Stored entries:
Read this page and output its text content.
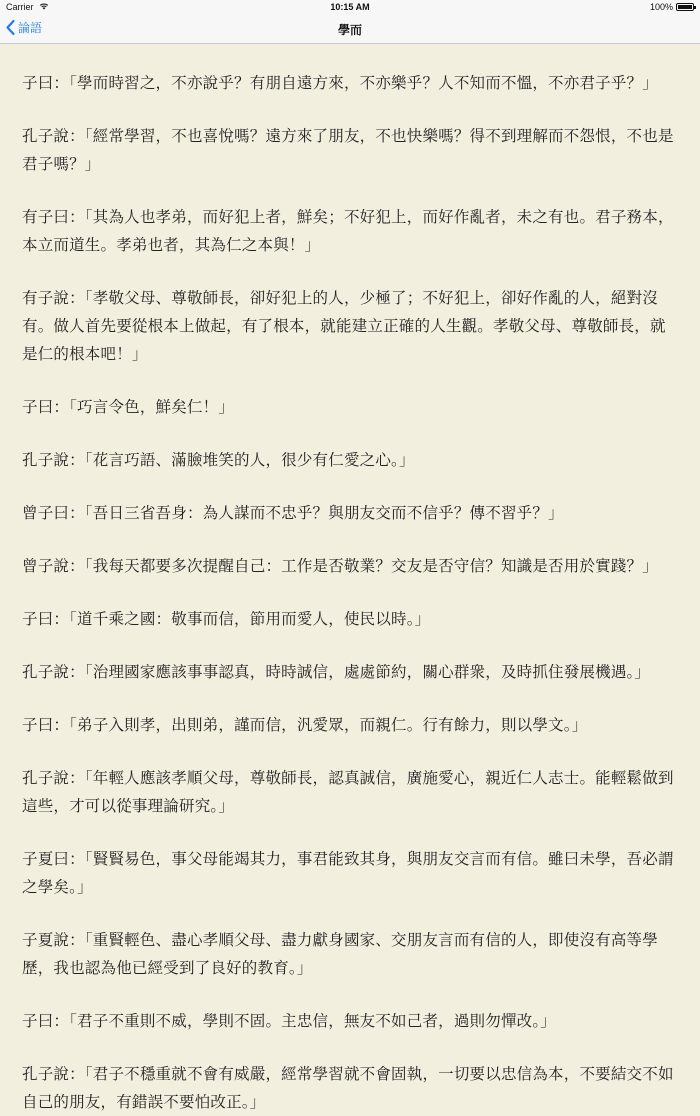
Carrier	10:15 AM	100%
論語	學而

子曰：「學而時習之，不亦說乎？有朋自遠方來，不亦樂乎？人不知而不慍，不亦君子乎？」

孔子說：「經常學習，不也喜悅嗎？遠方來了朋友，不也快樂嗎？得不到理解而不怨恨，不也是君子嗎？」

有子曰：「其為人也孝弟，而好犯上者，鮮矣；不好犯上，而好作亂者，未之有也。君子務本，本立而道生。孝弟也者，其為仁之本與！」

有子說：「孝敬父母、尊敬師長，卻好犯上的人，少極了；不好犯上，卻好作亂的人，絕對沒有。做人首先要從根本上做起，有了根本，就能建立正確的人生觀。孝敬父母、尊敬師長，就是仁的根本吧！」

子曰：「巧言令色，鮮矣仁！」

孔子說：「花言巧語、滿臉堆笑的人，很少有仁愛之心。」

曾子曰：「吾日三省吾身：為人謀而不忠乎？與朋友交而不信乎？傳不習乎？」

曾子說：「我每天都要多次提醒自己：工作是否敬業？交友是否守信？知識是否用於實踐？」

子曰：「道千乘之國：敬事而信，節用而愛人，使民以時。」

孔子說：「治理國家應該事事認真，時時誠信，處處節約，關心群衆，及時抓住發展機遇。」

子曰：「弟子入則孝，出則弟，謹而信，汎愛眾，而親仁。行有餘力，則以學文。」

孔子說：「年輕人應該孝順父母，尊敬師長，認真誠信，廣施愛心，親近仁人志士。能輕鬆做到這些，才可以從事理論研究。」

子夏曰：「賢賢易色，事父母能竭其力，事君能致其身，與朋友交言而有信。雖曰未學，吾必謂之學矣。」

子夏說：「重賢輕色、盡心孝順父母、盡力獻身國家、交朋友言而有信的人，即使沒有高等學歷，我也認為他已經受到了良好的教育。」

子曰：「君子不重則不威，學則不固。主忠信，無友不如己者，過則勿憚改。」

孔子說：「君子不穩重就不會有威嚴，經常學習就不會固執，一切要以忠信為本，不要結交不如自己的朋友，有錯誤不要怕改正。」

● **What this task involves**:
Your job is to transcribe the entries above exactly; skip the pictures.

● **Correct output**:
Read this page and output its text content.
Carrier	10:15 AM	100%
論語	學而

子曰：「學而時習之，不亦說乎？有朋自遠方來，不亦樂乎？人不知而不慍，不亦君子乎？」

孔子說：「經常學習，不也喜悅嗎？遠方來了朋友，不也快樂嗎？得不到理解而不怨恨，不也是君子嗎？」

有子曰：「其為人也孝弟，而好犯上者，鮮矣；不好犯上，而好作亂者，未之有也。君子務本，本立而道生。孝弟也者，其為仁之本與！」

有子說：「孝敬父母、尊敬師長，卻好犯上的人，少極了；不好犯上，卻好作亂的人，絕對沒有。做人首先要從根本上做起，有了根本，就能建立正確的人生觀。孝敬父母、尊敬師長，就是仁的根本吧！」

子曰：「巧言令色，鮮矣仁！」

孔子說：「花言巧語、滿臉堆笑的人，很少有仁愛之心。」

曾子曰：「吾日三省吾身：為人謀而不忠乎？與朋友交而不信乎？傳不習乎？」

曾子說：「我每天都要多次提醒自己：工作是否敬業？交友是否守信？知識是否用於實踐？」

子曰：「道千乘之國：敬事而信，節用而愛人，使民以時。」

孔子說：「治理國家應該事事認真，時時誠信，處處節約，關心群衆，及時抓住發展機遇。」

子曰：「弟子入則孝，出則弟，謹而信，汎愛眾，而親仁。行有餘力，則以學文。」

孔子說：「年輕人應該孝順父母，尊敬師長，認真誠信，廣施愛心，親近仁人志士。能輕鬆做到這些，才可以從事理論研究。」

子夏曰：「賢賢易色，事父母能竭其力，事君能致其身，與朋友交言而有信。雖曰未學，吾必謂之學矣。」

子夏說：「重賢輕色、盡心孝順父母、盡力獻身國家、交朋友言而有信的人，即使沒有高等學歷，我也認為他已經受到了良好的教育。」

子曰：「君子不重則不威，學則不固。主忠信，無友不如己者，過則勿憚改。」

孔子說：「君子不穩重就不會有威嚴，經常學習就不會固執，一切要以忠信為本，不要結交不如自己的朋友，有錯誤不要怕改正。」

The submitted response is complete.